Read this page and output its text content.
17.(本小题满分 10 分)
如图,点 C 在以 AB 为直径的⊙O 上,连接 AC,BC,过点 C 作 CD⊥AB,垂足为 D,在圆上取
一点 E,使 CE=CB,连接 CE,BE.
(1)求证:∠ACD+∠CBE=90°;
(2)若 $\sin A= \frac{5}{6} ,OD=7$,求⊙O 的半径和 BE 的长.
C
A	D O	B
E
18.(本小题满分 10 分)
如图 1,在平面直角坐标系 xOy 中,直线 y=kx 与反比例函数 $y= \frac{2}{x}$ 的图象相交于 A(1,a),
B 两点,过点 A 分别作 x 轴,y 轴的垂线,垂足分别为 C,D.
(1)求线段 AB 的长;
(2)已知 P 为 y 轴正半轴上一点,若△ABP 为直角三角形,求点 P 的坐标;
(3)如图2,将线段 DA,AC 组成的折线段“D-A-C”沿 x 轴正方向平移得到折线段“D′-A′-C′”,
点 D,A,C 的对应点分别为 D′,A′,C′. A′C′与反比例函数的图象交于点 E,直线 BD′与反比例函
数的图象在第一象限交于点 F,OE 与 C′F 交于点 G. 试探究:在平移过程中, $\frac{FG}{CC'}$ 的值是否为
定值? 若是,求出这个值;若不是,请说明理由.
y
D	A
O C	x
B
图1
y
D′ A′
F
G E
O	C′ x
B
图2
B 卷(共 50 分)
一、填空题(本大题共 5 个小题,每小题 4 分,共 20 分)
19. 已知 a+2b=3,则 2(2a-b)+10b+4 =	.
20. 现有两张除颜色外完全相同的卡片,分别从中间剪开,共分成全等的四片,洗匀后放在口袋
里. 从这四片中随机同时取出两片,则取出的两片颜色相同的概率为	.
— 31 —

Instructions to follow –
From the records above, extract every line exactly as it stands.

Task result –
Read this page and output its text content.
17.(本小题满分 10 分)
如图,点 C 在以 AB 为直径的⊙O 上,连接 AC,BC,过点 C 作 CD⊥AB,垂足为 D,在圆上取
一点 E,使 CE=CB,连接 CE,BE.
(1)求证:∠ACD+∠CBE=90°;
(2)若 $\sin A= \frac{5}{6} ,OD=7$,求⊙O 的半径和 BE 的长.
C
A	D O	B
E
18.(本小题满分 10 分)
如图 1,在平面直角坐标系 xOy 中,直线 y=kx 与反比例函数 $y= \frac{2}{x}$ 的图象相交于 A(1,a),
B 两点,过点 A 分别作 x 轴,y 轴的垂线,垂足分别为 C,D.
(1)求线段 AB 的长;
(2)已知 P 为 y 轴正半轴上一点,若△ABP 为直角三角形,求点 P 的坐标;
(3)如图2,将线段 DA,AC 组成的折线段“D-A-C”沿 x 轴正方向平移得到折线段“D′-A′-C′”,
点 D,A,C 的对应点分别为 D′,A′,C′. A′C′与反比例函数的图象交于点 E,直线 BD′与反比例函
数的图象在第一象限交于点 F,OE 与 C′F 交于点 G. 试探究:在平移过程中, $\frac{FG}{CC'}$ 的值是否为
定值? 若是,求出这个值;若不是,请说明理由.
y
D	A
O C	x
B
图1
y
D′ A′
F
G E
O	C′ x
B
图2
B 卷(共 50 分)
一、填空题(本大题共 5 个小题,每小题 4 分,共 20 分)
19. 已知 a+2b=3,则 2(2a-b)+10b+4 =	.
20. 现有两张除颜色外完全相同的卡片,分别从中间剪开,共分成全等的四片,洗匀后放在口袋
里. 从这四片中随机同时取出两片,则取出的两片颜色相同的概率为	.
— 31 —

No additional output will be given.